What is required:
Return the entries below verbatim. Pictures stay out.

-- start Given data --

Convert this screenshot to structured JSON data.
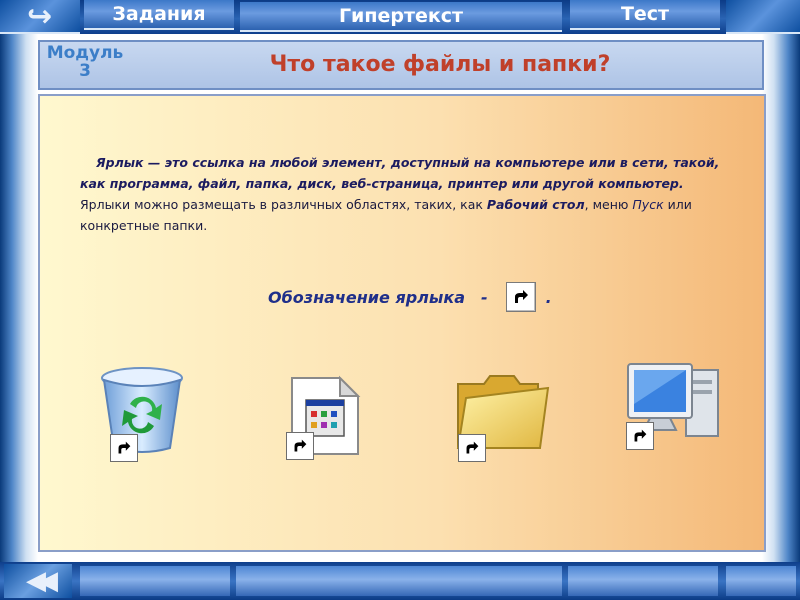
{
  "nav": {
    "tabs": [
      {
        "label": "Задания"
      },
      {
        "label": "Гипертекст"
      },
      {
        "label": "Тест"
      }
    ],
    "home_icon": "return-arrow-icon",
    "back_icon": "double-chevron-left-icon",
    "back_glyph": "◀◀"
  },
  "header": {
    "module": "Модуль 3",
    "title": "Что такое файлы и папки?"
  },
  "content": {
    "para_bold": "Ярлык — это ссылка на любой элемент, доступный на компьютере или в сети, такой, как программа, файл, папка, диск, веб-страница, принтер или другой компьютер.",
    "para_text1": " Ярлыки можно размещать в различных областях, таких, как ",
    "para_desk": "Рабочий стол",
    "para_text2": ", меню ",
    "para_start": "Пуск",
    "para_text3": " или конкретные папки.",
    "mark_label": "Обозначение ярлыка",
    "mark_dash": "-",
    "mark_dot": ".",
    "icons": [
      {
        "name": "recycle-bin-icon"
      },
      {
        "name": "program-document-icon"
      },
      {
        "name": "folder-icon"
      },
      {
        "name": "computer-icon"
      }
    ]
  },
  "colors": {
    "title": "#c0402a",
    "module": "#3c7ec8",
    "text": "#1b1b60",
    "frame": "#1c4f9c"
  }
}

-- end Given data --

Output for this task:
Convert this screenshot to structured JSON data.
{
  "nav": {
    "tabs": [
      {
        "label": "Задания"
      },
      {
        "label": "Гипертекст"
      },
      {
        "label": "Тест"
      }
    ],
    "home_icon": "return-arrow-icon",
    "back_icon": "double-chevron-left-icon",
    "back_glyph": "◀◀"
  },
  "header": {
    "module": "Модуль 3",
    "title": "Что такое файлы и папки?"
  },
  "content": {
    "para_bold": "Ярлык — это ссылка на любой элемент, доступный на компьютере или в сети, такой, как программа, файл, папка, диск, веб-страница, принтер или другой компьютер.",
    "para_text1": " Ярлыки можно размещать в различных областях, таких, как ",
    "para_desk": "Рабочий стол",
    "para_text2": ", меню ",
    "para_start": "Пуск",
    "para_text3": " или конкретные папки.",
    "mark_label": "Обозначение ярлыка",
    "mark_dash": "-",
    "mark_dot": ".",
    "icons": [
      {
        "name": "recycle-bin-icon"
      },
      {
        "name": "program-document-icon"
      },
      {
        "name": "folder-icon"
      },
      {
        "name": "computer-icon"
      }
    ]
  },
  "colors": {
    "title": "#c0402a",
    "module": "#3c7ec8",
    "text": "#1b1b60",
    "frame": "#1c4f9c"
  }
}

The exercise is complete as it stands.